_What is expected_
Omit all pictures. Quote only the lines from the one with "Reverse-engineer this chart into JSON." through the end of the material below.
********
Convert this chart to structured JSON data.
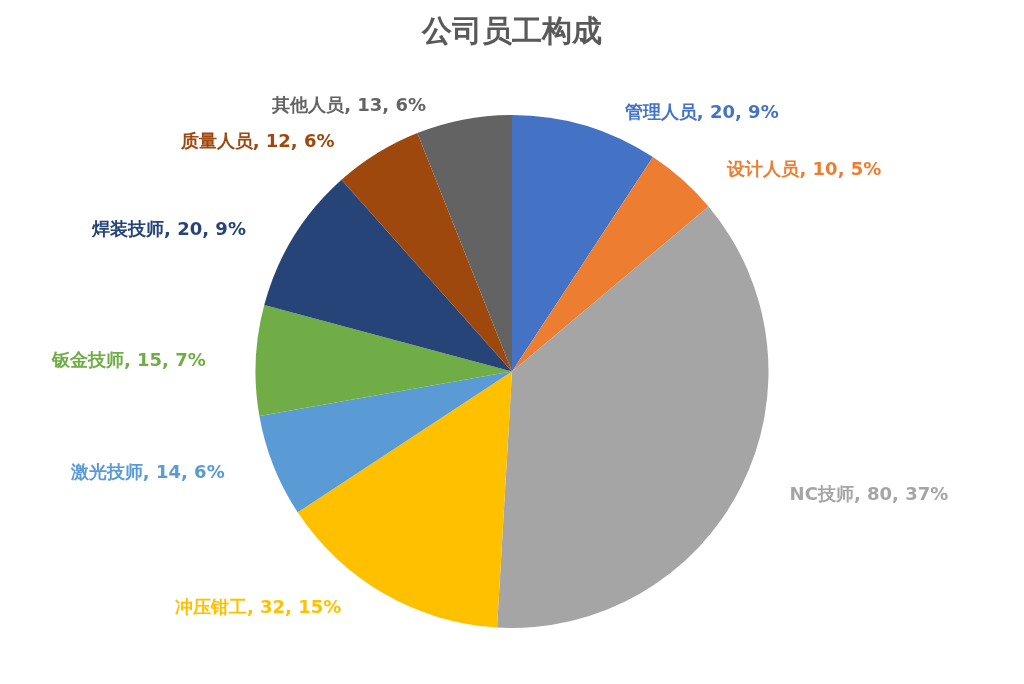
{
  "chart_data": {
    "type": "pie",
    "title": "公司员工构成",
    "categories": [
      "管理人员",
      "设计人员",
      "NC技师",
      "冲压钳工",
      "激光技师",
      "钣金技师",
      "焊装技师",
      "质量人员",
      "其他人员"
    ],
    "values": [
      20,
      10,
      80,
      32,
      14,
      15,
      20,
      12,
      13
    ],
    "value_labels": [
      "20, 9%",
      "10, 5%",
      "80, 37%",
      "32, 15%",
      "14, 6%",
      "15, 7%",
      "20, 9%",
      "12, 6%",
      "13, 6%"
    ],
    "colors": [
      "#4472c4",
      "#ed7d31",
      "#a5a5a5",
      "#ffc000",
      "#5b9bd5",
      "#70ad47",
      "#264478",
      "#9e480e",
      "#636363"
    ],
    "legend": false
  }
}
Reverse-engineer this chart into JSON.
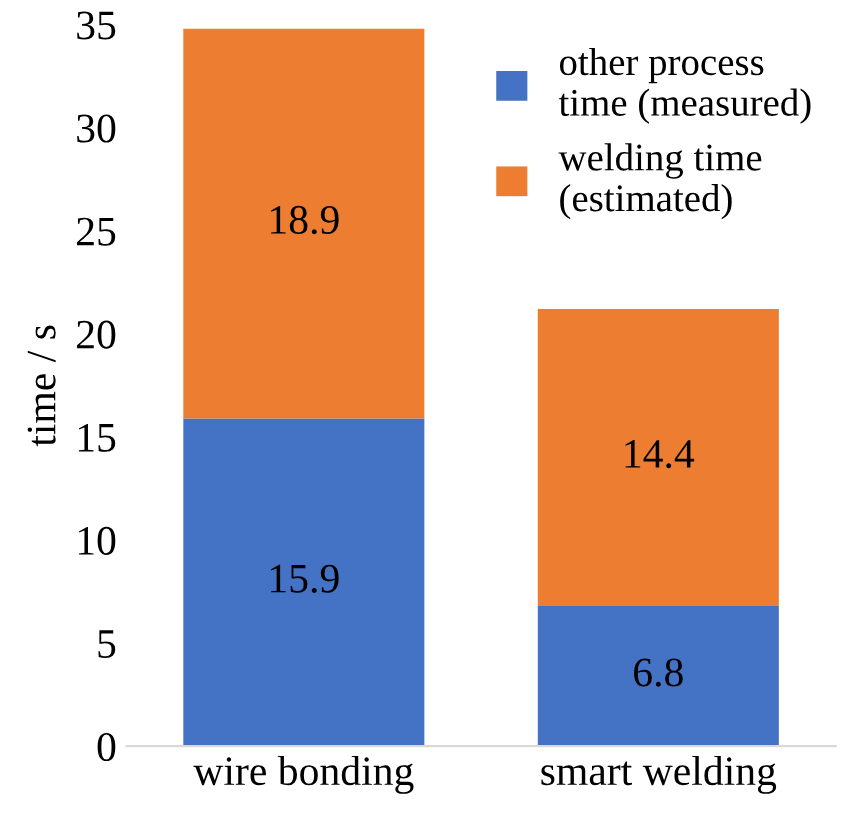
{
  "chart_data": {
    "type": "bar",
    "stacked": true,
    "categories": [
      "wire bonding",
      "smart welding"
    ],
    "series": [
      {
        "name": "other process\ntime (measured)",
        "color": "#4472c4",
        "values": [
          15.9,
          6.8
        ]
      },
      {
        "name": "welding time\n(estimated)",
        "color": "#ed7d31",
        "values": [
          18.9,
          14.4
        ]
      }
    ],
    "ylabel": "time / s",
    "ylim": [
      0,
      35
    ],
    "yticks": [
      0,
      5,
      10,
      15,
      20,
      25,
      30,
      35
    ],
    "grid": false,
    "legend": "top right",
    "data_labels": true
  }
}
********
_Complete output_
Reverse-engineer this chart into JSON.
{
  "chart_data": {
    "type": "bar",
    "stacked": true,
    "categories": [
      "wire bonding",
      "smart welding"
    ],
    "series": [
      {
        "name": "other process\ntime (measured)",
        "color": "#4472c4",
        "values": [
          15.9,
          6.8
        ]
      },
      {
        "name": "welding time\n(estimated)",
        "color": "#ed7d31",
        "values": [
          18.9,
          14.4
        ]
      }
    ],
    "ylabel": "time / s",
    "ylim": [
      0,
      35
    ],
    "yticks": [
      0,
      5,
      10,
      15,
      20,
      25,
      30,
      35
    ],
    "grid": false,
    "legend": "top right",
    "data_labels": true
  }
}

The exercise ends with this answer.